医者から詳しく聞かされない医療情報:セカンドオピニオン

誤解と批判を恐れない斜め後ろから見た医療情報

女性は心筋梗塞で胸痛がないことが多く死亡率が高い

2012年05月06日 | 循環器
急性心筋梗塞の発症は男性の方が多いのですが、一旦発症すれば女性の方が予後が悪いということが分かっています。最近、それらのことを大規模に調査した研究が発表されました。

Association of age and sex with myocardial infarction symptom presentation and in-hospital mortality.
JAMA. 2012;307:813-22.
(インパクトファクター★★★★★、研究対象人数★★★★★)

1994年から2006年の間に急性心筋梗塞で入院した114万3,513人が調査の対象となりました。男性の発症平均年齢は67歳であるのに女性の平均年齢は74歳と、女性の方が有意に高齢でした。

受診時に胸部痛や不快感のなかった患者は男性が30.7%であるのに対して女性は42.0%で、女性の方が典型的な症状がない割合が有意に高くなりました。
☆ ☆ ☆ ☆ ☆
» **取り組む課題**
1 > 心筋梗塞の記事のうち、「2012年05月06日 | 循環器」から始まり「JAMA. 2012;307:813-22.」までの部分を一字一句変えずに書き写してください。
2 > 心筋梗塞の記事に出てくる西暦年を、重複を除いてすべて挙げてください。
3 > 心筋梗塞の記事の最後の文に続けて、その先を書き進めてください。
☆ ☆ ☆ ☆ ☆
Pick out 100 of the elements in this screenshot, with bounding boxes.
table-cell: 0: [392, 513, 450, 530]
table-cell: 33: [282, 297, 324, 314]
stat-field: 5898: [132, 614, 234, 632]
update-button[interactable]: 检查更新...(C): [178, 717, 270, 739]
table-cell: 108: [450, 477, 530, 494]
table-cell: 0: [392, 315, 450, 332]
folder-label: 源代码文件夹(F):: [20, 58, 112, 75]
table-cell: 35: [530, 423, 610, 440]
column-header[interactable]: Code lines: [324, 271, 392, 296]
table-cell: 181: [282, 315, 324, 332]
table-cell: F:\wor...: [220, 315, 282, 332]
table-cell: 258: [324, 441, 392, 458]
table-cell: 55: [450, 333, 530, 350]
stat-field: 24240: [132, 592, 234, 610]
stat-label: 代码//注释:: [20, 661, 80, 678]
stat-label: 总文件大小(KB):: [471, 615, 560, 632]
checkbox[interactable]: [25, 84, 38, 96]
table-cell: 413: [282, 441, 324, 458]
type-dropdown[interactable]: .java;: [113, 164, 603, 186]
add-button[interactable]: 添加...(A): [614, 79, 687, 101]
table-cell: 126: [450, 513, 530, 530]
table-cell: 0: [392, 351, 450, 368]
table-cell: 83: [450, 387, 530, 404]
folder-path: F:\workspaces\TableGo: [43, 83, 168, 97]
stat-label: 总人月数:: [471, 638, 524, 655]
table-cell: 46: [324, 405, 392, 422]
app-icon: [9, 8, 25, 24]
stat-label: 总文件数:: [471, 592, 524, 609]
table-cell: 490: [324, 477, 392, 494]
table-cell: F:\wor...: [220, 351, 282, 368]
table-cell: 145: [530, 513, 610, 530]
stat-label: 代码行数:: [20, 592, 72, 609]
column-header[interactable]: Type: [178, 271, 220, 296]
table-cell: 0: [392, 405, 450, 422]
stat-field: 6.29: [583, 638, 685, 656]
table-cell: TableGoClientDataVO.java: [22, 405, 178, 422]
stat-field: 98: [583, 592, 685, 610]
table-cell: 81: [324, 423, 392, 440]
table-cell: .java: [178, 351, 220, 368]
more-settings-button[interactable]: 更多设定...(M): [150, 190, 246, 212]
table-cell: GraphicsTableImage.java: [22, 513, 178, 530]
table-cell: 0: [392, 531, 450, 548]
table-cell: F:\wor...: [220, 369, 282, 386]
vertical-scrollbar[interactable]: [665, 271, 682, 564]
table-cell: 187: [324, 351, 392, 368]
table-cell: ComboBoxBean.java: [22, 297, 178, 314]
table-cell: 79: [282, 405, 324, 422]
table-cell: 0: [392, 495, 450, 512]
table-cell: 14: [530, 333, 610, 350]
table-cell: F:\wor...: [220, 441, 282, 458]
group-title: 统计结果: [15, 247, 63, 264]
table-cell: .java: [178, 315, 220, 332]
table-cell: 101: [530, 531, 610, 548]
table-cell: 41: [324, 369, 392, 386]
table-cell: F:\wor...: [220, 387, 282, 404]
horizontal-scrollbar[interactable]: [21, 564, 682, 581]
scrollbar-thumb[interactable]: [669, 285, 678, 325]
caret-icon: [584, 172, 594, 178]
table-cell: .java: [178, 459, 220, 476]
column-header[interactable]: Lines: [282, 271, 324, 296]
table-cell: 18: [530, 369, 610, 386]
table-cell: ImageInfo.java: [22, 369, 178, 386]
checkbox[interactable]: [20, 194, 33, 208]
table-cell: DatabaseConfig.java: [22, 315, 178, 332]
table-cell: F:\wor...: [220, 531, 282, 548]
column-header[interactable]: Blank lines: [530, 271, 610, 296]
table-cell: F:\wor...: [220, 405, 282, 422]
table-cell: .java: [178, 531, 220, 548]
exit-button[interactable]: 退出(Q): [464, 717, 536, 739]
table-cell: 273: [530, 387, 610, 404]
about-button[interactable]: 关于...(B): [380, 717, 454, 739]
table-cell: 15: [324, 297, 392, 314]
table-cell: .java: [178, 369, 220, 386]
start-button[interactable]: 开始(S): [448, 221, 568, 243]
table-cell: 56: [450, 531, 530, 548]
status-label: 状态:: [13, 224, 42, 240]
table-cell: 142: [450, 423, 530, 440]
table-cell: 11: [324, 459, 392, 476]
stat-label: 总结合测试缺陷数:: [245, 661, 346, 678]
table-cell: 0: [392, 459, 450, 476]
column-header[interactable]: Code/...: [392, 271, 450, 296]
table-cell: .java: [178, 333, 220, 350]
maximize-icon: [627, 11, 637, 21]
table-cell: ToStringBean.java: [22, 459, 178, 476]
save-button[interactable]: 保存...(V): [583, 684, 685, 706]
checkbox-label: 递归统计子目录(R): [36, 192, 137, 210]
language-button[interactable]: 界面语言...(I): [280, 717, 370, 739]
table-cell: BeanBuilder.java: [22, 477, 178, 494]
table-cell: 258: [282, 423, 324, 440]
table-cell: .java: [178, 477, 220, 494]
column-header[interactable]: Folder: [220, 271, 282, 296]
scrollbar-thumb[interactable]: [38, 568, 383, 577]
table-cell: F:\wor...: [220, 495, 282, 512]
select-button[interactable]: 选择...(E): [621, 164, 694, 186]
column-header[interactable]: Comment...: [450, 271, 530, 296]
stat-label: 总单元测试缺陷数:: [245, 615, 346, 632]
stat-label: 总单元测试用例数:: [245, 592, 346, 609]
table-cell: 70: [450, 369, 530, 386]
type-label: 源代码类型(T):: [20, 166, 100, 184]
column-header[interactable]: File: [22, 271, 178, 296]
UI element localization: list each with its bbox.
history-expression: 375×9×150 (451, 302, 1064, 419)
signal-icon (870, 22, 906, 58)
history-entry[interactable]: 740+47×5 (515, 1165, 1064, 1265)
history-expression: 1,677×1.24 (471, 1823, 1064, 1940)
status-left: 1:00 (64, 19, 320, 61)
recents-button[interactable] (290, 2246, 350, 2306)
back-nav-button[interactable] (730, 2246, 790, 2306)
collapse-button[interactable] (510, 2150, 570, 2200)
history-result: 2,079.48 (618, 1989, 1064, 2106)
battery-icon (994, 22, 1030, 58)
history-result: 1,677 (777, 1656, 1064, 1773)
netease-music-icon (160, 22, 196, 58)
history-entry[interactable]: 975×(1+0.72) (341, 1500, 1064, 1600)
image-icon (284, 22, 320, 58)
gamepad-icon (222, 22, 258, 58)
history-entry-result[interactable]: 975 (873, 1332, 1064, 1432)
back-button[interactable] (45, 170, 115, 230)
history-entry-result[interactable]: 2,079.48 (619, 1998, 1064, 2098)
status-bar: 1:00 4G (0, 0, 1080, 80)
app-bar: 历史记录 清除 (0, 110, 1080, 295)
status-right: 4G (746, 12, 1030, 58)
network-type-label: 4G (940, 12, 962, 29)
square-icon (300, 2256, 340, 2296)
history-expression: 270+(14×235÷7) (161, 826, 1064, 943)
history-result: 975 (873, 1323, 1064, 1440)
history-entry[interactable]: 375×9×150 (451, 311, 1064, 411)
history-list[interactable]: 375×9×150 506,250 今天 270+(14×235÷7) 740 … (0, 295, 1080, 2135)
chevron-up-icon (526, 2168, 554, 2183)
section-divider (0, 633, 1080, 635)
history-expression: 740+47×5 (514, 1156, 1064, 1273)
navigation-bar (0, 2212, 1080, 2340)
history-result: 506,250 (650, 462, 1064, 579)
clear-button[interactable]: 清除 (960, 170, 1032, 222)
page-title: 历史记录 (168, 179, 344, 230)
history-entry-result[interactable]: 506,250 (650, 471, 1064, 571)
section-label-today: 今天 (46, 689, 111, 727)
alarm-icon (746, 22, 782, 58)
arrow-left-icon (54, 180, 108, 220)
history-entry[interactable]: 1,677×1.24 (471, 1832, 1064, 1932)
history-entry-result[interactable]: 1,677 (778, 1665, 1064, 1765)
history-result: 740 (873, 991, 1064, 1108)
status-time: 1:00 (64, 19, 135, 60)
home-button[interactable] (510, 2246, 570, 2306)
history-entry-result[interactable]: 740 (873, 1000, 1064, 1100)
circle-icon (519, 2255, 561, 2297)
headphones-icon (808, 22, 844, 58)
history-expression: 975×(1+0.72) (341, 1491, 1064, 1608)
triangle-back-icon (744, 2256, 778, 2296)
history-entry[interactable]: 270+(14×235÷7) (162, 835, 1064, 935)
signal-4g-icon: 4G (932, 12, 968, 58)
☆ ☆ ☆ ☆ ☆
» **演習の解答**
1 >
2012年05月06日 | 循環器
急性心筋梗塞の発症は男性の方が多いのですが、一旦発症すれば女性の方が予後が悪いということが分かっています。最近、それらのことを大規模に調査した研究が発表されました。

Association of age and sex with myocardial infarction symptom presentation and in-hospital mortality.
JAMA. 2012;307:813-22.

2 > 2012年、1994年、2006年

3 >
女性が男性と比較して何倍症状のない場合があるかは、年齢に関係していて、45歳未満では男性の1.30倍、45歳~54歳では1.26倍、55歳~64歳では1.24倍、65歳~74歳では1.13倍、75歳以上では1.03倍というように、若い患者ほど症状のない割合が多くなりました。

院内死亡率は男性が10.3%で女性は14.6%と、女性の方が有意に高くなりました。

急性心筋梗塞の予後が女性の方が男性より悪いのは、女性の方が胸部痛や不快感などの症状がない場合が多く、積極的な治療の開始が遅れることが原因ということが証明されました。

急性心筋梗塞は心電図され施行すれば診断できますので、女性の皆さんは心筋梗塞に典型的な症状がなくても心電図を施行してもらいましょう。